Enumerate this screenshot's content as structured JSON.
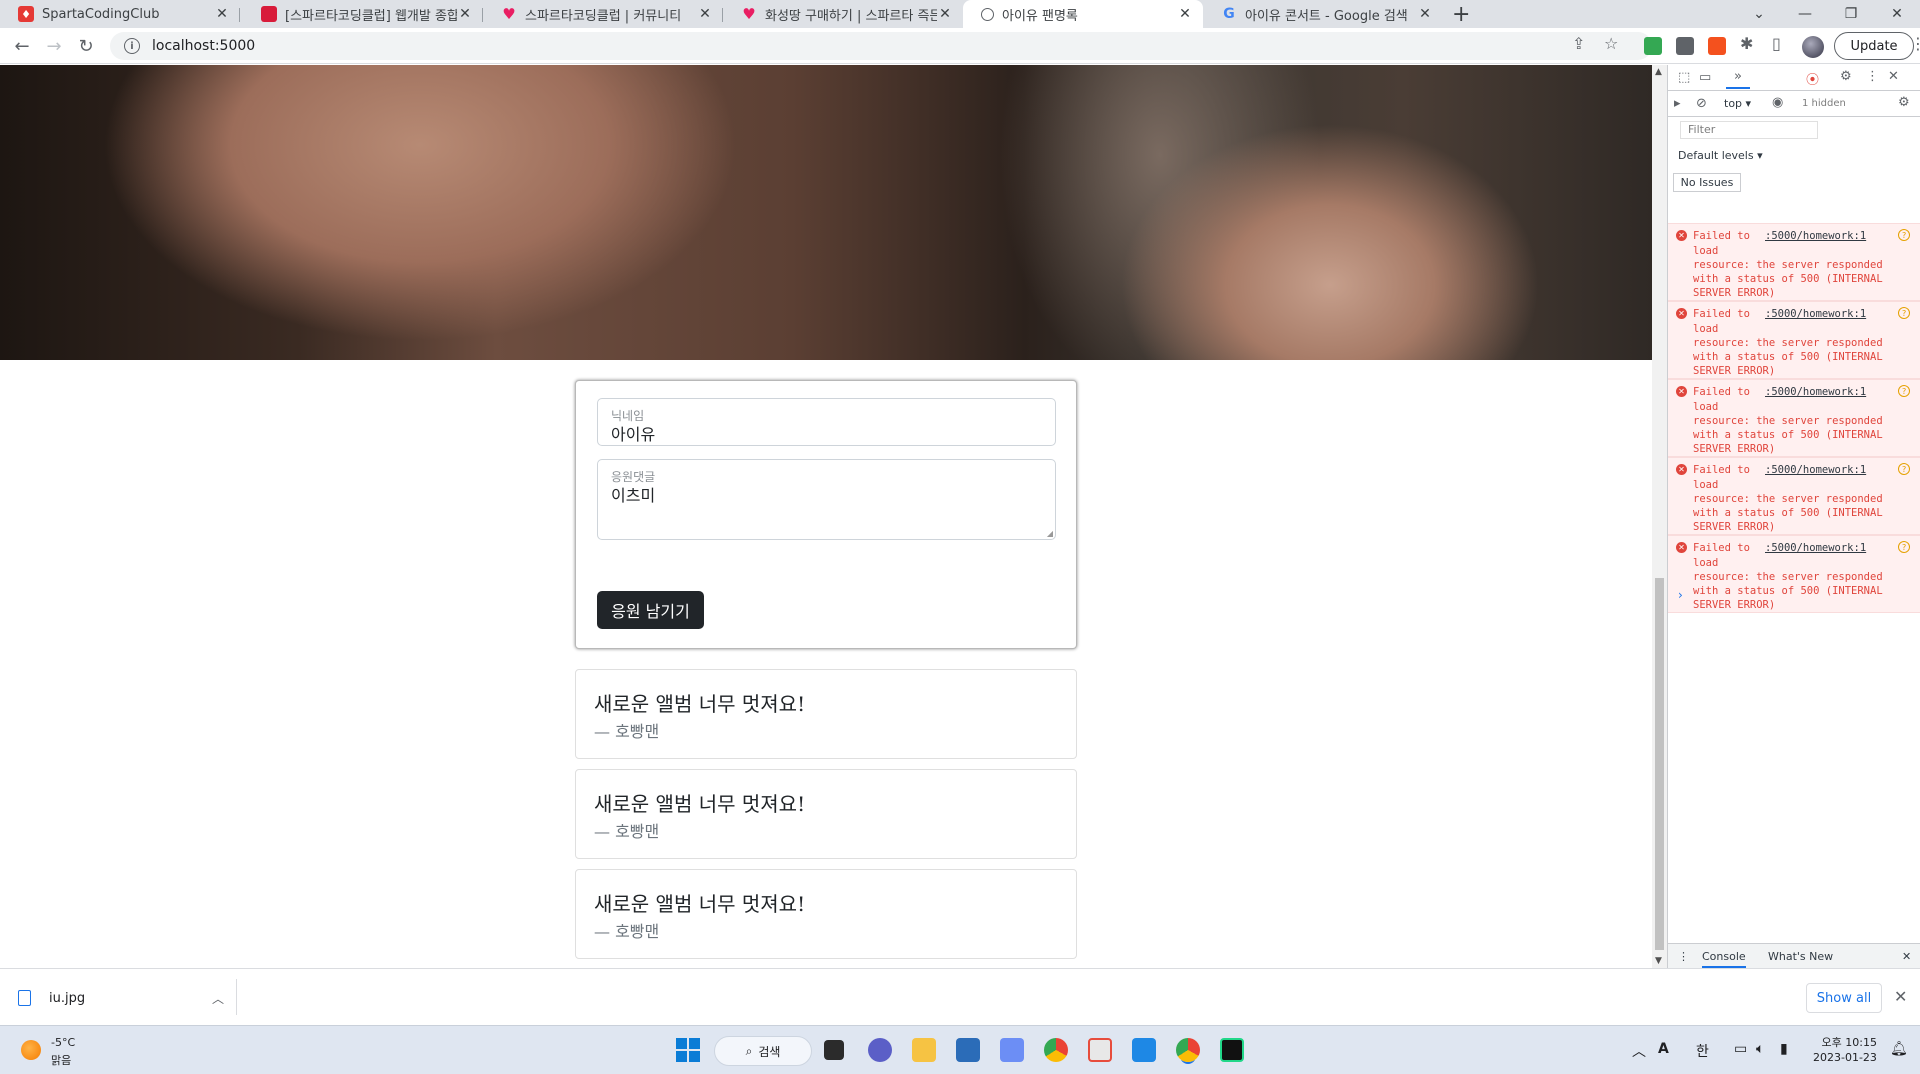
{
  "browser": {
    "tabs": [
      {
        "title": "SpartaCodingClub",
        "favicon_color": "#e53935",
        "active": false
      },
      {
        "title": "[스파르타코딩클럽] 웹개발 종합",
        "favicon_color": "#d81b3a",
        "active": false
      },
      {
        "title": "스파르타코딩클럽 | 커뮤니티",
        "favicon_color": "#e91e63",
        "active": false
      },
      {
        "title": "화성땅 구매하기 | 스파르타 즉든",
        "favicon_color": "#e91e63",
        "active": false
      },
      {
        "title": "아이유 팬명록",
        "favicon_color": "#5f6368",
        "active": true
      },
      {
        "title": "아이유 콘서트 - Google 검색",
        "favicon_color": "#4285f4",
        "active": false
      }
    ],
    "new_tab_glyph": "+",
    "window_controls": {
      "dropdown": "⌄",
      "minimize": "—",
      "restore": "❐",
      "close": "✕"
    },
    "toolbar": {
      "url": "localhost:5000",
      "update_label": "Update"
    }
  },
  "page": {
    "form": {
      "nickname_label": "닉네임",
      "nickname_value": "아이유",
      "comment_label": "응원댓글",
      "comment_value": "이츠미",
      "submit_label": "응원 남기기"
    },
    "comments": [
      {
        "text": "새로운 앨범 너무 멋져요!",
        "author": "— 호빵맨"
      },
      {
        "text": "새로운 앨범 너무 멋져요!",
        "author": "— 호빵맨"
      },
      {
        "text": "새로운 앨범 너무 멋져요!",
        "author": "— 호빵맨"
      }
    ]
  },
  "devtools": {
    "context": "top",
    "hidden_count": "1 hidden",
    "filter_placeholder": "Filter",
    "levels_label": "Default levels",
    "issues_label": "No Issues",
    "errors": [
      {
        "prefix": "Failed to",
        "link": ":5000/homework:1",
        "body": "load\nresource: the server responded\nwith a status of 500 (INTERNAL\nSERVER ERROR)"
      },
      {
        "prefix": "Failed to",
        "link": ":5000/homework:1",
        "body": "load\nresource: the server responded\nwith a status of 500 (INTERNAL\nSERVER ERROR)"
      },
      {
        "prefix": "Failed to",
        "link": ":5000/homework:1",
        "body": "load\nresource: the server responded\nwith a status of 500 (INTERNAL\nSERVER ERROR)"
      },
      {
        "prefix": "Failed to",
        "link": ":5000/homework:1",
        "body": "load\nresource: the server responded\nwith a status of 500 (INTERNAL\nSERVER ERROR)"
      },
      {
        "prefix": "Failed to",
        "link": ":5000/homework:1",
        "body": "load\nresource: the server responded\nwith a status of 500 (INTERNAL\nSERVER ERROR)"
      }
    ],
    "bottom_tabs": {
      "console": "Console",
      "whats_new": "What's New"
    }
  },
  "downloads": {
    "file_name": "iu.jpg",
    "show_all_label": "Show all"
  },
  "taskbar": {
    "weather_temp": "-5°C",
    "weather_desc": "맑음",
    "search_label": "검색",
    "tray_font": "A",
    "tray_ime": "한",
    "clock_time": "오후 10:15",
    "clock_date": "2023-01-23"
  }
}
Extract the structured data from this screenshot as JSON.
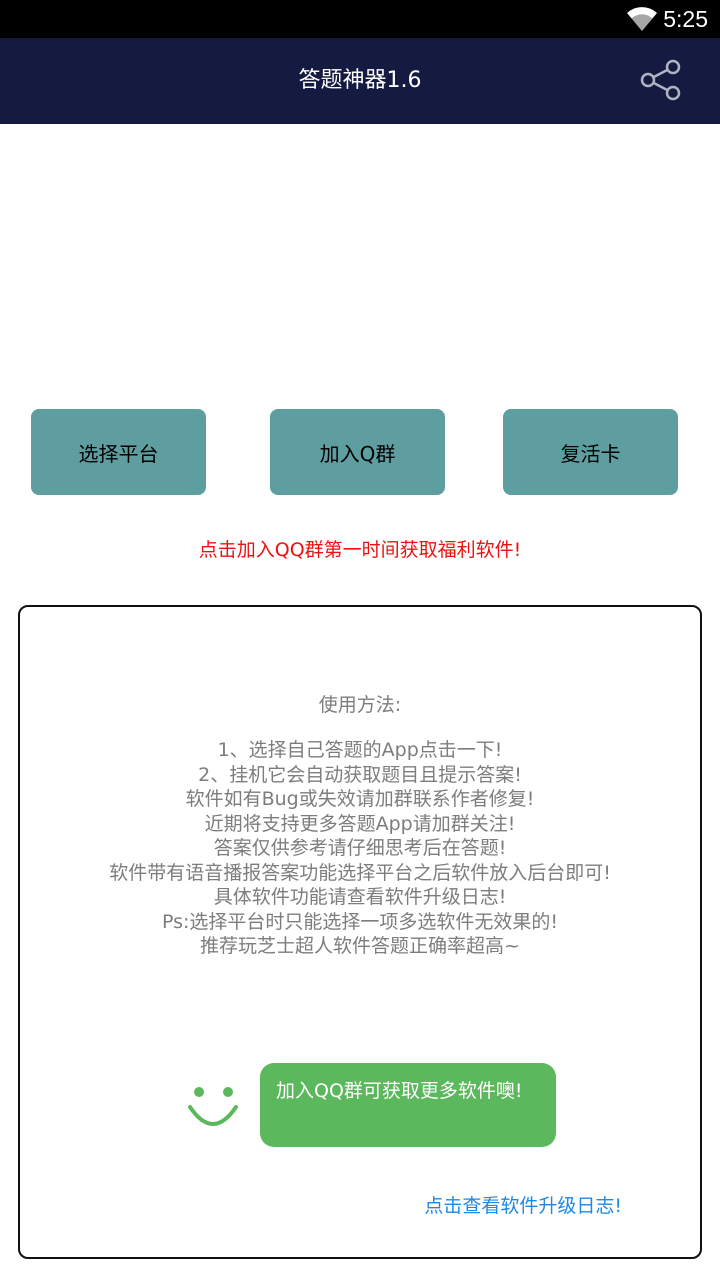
{
  "status_bar": {
    "time": "5:25",
    "wifi_icon": "wifi-icon"
  },
  "app_bar": {
    "title": "答题神器1.6",
    "share_icon": "share-icon"
  },
  "buttons": [
    {
      "label": "选择平台"
    },
    {
      "label": "加入Q群"
    },
    {
      "label": "复活卡"
    }
  ],
  "promo_text": "点击加入QQ群第一时间获取福利软件!",
  "instructions": {
    "title": "使用方法:",
    "lines": [
      "1、选择自己答题的App点击一下!",
      "2、挂机它会自动获取题目且提示答案!",
      "软件如有Bug或失效请加群联系作者修复!",
      "近期将支持更多答题App请加群关注!",
      "答案仅供参考请仔细思考后在答题!",
      "软件带有语音播报答案功能选择平台之后软件放入后台即可!",
      "具体软件功能请查看软件升级日志!",
      "Ps:选择平台时只能选择一项多选软件无效果的!",
      "推荐玩芝士超人软件答题正确率超高~"
    ]
  },
  "bubble_text": "加入QQ群可获取更多软件噢!",
  "log_link": "点击查看软件升级日志!",
  "colors": {
    "app_bar": "#151b40",
    "button": "#5f9ea0",
    "promo": "#ee1111",
    "bubble": "#5cb85c",
    "link": "#1e88e5"
  }
}
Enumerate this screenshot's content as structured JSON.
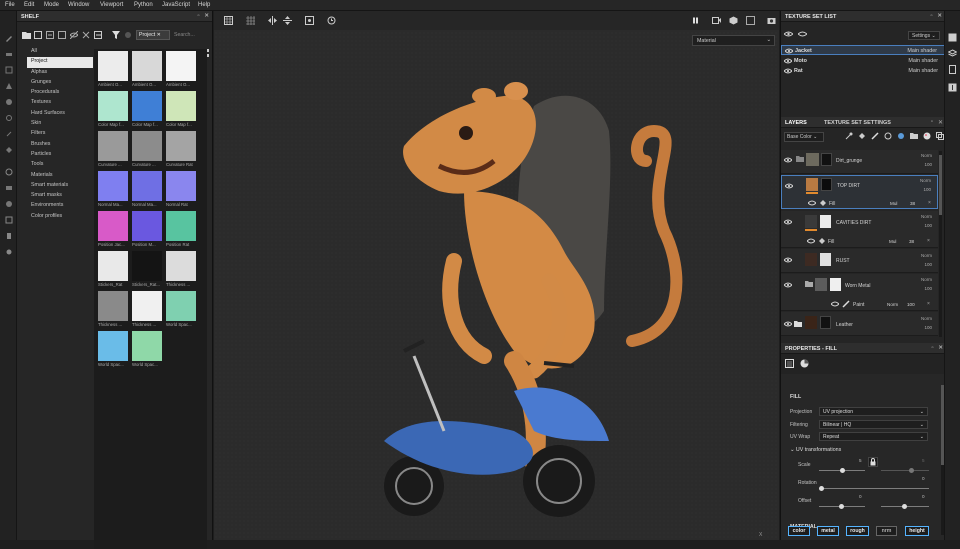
{
  "menu": [
    "File",
    "Edit",
    "Mode",
    "Window",
    "Viewport",
    "Python",
    "JavaScript",
    "Help"
  ],
  "shelf": {
    "title": "SHELF",
    "filter_chip": "Project",
    "search_placeholder": "Search...",
    "categories": [
      "All",
      "Project",
      "Alphas",
      "Grunges",
      "Procedurals",
      "Textures",
      "Hard Surfaces",
      "Skin",
      "Filters",
      "Brushes",
      "Particles",
      "Tools",
      "Materials",
      "Smart materials",
      "Smart masks",
      "Environments",
      "Color profiles"
    ],
    "selected_category": "Project",
    "thumbnails": [
      {
        "label": "Ambient O...",
        "color": "#ececec"
      },
      {
        "label": "Ambient O...",
        "color": "#d8d8d8"
      },
      {
        "label": "Ambient O...",
        "color": "#f4f4f4"
      },
      {
        "label": "Color Map f...",
        "color": "#aee6cf"
      },
      {
        "label": "Color Map f...",
        "color": "#3f7fd6"
      },
      {
        "label": "Color Map f...",
        "color": "#cfe6b8"
      },
      {
        "label": "Curvature ...",
        "color": "#9a9a9a"
      },
      {
        "label": "Curvature ...",
        "color": "#8c8c8c"
      },
      {
        "label": "Curvature Rat",
        "color": "#a4a4a4"
      },
      {
        "label": "Normal Ma...",
        "color": "#7f7ff0"
      },
      {
        "label": "Normal Ma...",
        "color": "#6f6fe4"
      },
      {
        "label": "Normal Rat",
        "color": "#8a86ee"
      },
      {
        "label": "Position Jac...",
        "color": "#d85ac8"
      },
      {
        "label": "Position M...",
        "color": "#6a58e0"
      },
      {
        "label": "Position Rat",
        "color": "#58c4a0"
      },
      {
        "label": "Stickers_Rat",
        "color": "#e9e9e9"
      },
      {
        "label": "Stickers_Rat...",
        "color": "#141414"
      },
      {
        "label": "Thickness ...",
        "color": "#dcdcdc"
      },
      {
        "label": "Thickness ...",
        "color": "#8a8a8a"
      },
      {
        "label": "Thickness ...",
        "color": "#f0f0f0"
      },
      {
        "label": "World Spac...",
        "color": "#7fd0b0"
      },
      {
        "label": "World Spac...",
        "color": "#6abce8"
      },
      {
        "label": "World Spac...",
        "color": "#8fd8a8"
      }
    ]
  },
  "viewport": {
    "material_mode": "Material",
    "axis_label": "X"
  },
  "texture_set_list": {
    "title": "TEXTURE SET LIST",
    "settings_label": "Settings",
    "sets": [
      {
        "name": "Jacket",
        "shader": "Main shader"
      },
      {
        "name": "Moto",
        "shader": "Main shader"
      },
      {
        "name": "Rat",
        "shader": "Main shader"
      }
    ]
  },
  "layers_panel": {
    "tab_layers": "LAYERS",
    "tab_settings": "TEXTURE SET SETTINGS",
    "channel": "Base Color",
    "layers": [
      {
        "name": "Dirt_grunge",
        "blend": "Norm",
        "opacity": "100"
      },
      {
        "name": "TOP DIRT",
        "blend": "Norm",
        "opacity": "100",
        "sub": "Fill",
        "sub_blend": "Mul",
        "sub_opacity": "38"
      },
      {
        "name": "CAVITIES DIRT",
        "blend": "Norm",
        "opacity": "100",
        "sub": "Fill",
        "sub_blend": "Mul",
        "sub_opacity": "38"
      },
      {
        "name": "RUST",
        "blend": "Norm",
        "opacity": "100"
      },
      {
        "name": "Worn Metal",
        "blend": "Norm",
        "opacity": "100",
        "sub": "Paint",
        "sub_blend": "Norm",
        "sub_opacity": "100"
      },
      {
        "name": "Leather",
        "blend": "Norm",
        "opacity": "100"
      }
    ]
  },
  "properties": {
    "title": "PROPERTIES - FILL",
    "section_fill": "FILL",
    "projection_label": "Projection",
    "projection_value": "UV projection",
    "filtering_label": "Filtering",
    "filtering_value": "Bilinear | HQ",
    "uvwrap_label": "UV Wrap",
    "uvwrap_value": "Repeat",
    "uv_transformations": "UV transformations",
    "scale_label": "Scale",
    "scale_value": "5",
    "scale_value2": "5",
    "scale_level": 0.5,
    "rotation_label": "Rotation",
    "rotation_value": "0",
    "offset_label": "Offset",
    "offset_value": "0",
    "offset_value2": "0",
    "section_material": "MATERIAL",
    "channels": [
      "color",
      "metal",
      "rough",
      "nrm",
      "height"
    ]
  }
}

• [Exercise directions]:
From the data above, work out how many lines hold "Position". Answer with the number alone.

• [Worked solution]:
3